Return each line of the records holding the string "name".

<<<<

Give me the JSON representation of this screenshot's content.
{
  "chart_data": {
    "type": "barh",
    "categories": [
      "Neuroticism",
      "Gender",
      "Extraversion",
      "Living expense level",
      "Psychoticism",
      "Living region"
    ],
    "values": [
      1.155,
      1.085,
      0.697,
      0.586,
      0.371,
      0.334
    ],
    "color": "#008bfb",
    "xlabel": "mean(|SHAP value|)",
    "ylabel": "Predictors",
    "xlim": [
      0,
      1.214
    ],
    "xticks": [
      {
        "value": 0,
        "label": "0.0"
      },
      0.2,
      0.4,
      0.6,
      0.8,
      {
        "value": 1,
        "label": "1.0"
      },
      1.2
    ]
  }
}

>>>>
<<<<

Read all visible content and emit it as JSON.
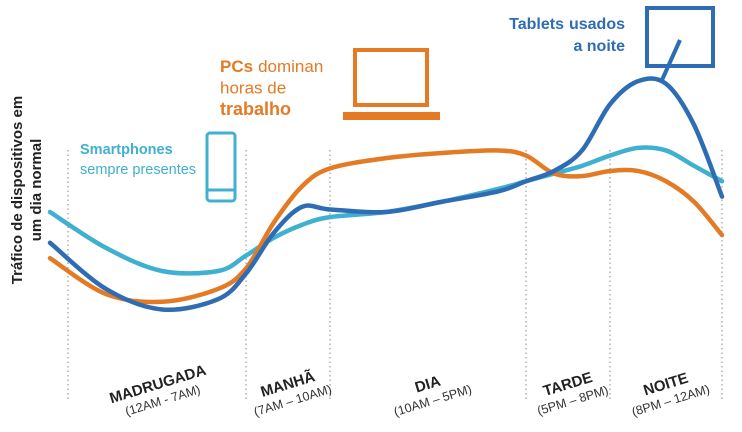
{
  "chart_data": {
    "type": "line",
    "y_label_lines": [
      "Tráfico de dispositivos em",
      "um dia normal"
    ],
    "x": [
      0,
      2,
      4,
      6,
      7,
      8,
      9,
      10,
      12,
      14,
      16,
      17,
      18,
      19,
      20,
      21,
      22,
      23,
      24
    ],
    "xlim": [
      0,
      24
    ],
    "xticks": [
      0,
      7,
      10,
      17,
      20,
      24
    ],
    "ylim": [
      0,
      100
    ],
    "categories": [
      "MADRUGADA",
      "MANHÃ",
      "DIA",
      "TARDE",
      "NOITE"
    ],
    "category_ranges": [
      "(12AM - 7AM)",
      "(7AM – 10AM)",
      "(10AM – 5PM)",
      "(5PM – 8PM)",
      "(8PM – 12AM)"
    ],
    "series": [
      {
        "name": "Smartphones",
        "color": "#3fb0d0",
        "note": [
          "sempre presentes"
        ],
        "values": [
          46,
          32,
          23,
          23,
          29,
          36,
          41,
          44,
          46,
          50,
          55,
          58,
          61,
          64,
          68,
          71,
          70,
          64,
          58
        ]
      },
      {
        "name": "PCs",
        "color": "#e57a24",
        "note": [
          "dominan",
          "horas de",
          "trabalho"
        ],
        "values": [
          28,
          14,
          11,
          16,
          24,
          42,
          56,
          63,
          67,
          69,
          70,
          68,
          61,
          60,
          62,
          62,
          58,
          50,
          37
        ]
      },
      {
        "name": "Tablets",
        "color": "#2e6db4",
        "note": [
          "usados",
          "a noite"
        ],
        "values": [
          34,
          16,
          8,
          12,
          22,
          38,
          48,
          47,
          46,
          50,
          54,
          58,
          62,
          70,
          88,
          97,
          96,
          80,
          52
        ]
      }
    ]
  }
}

>>>>

The reply -
        "name": "Smartphones",
        "name": "PCs",
        "name": "Tablets",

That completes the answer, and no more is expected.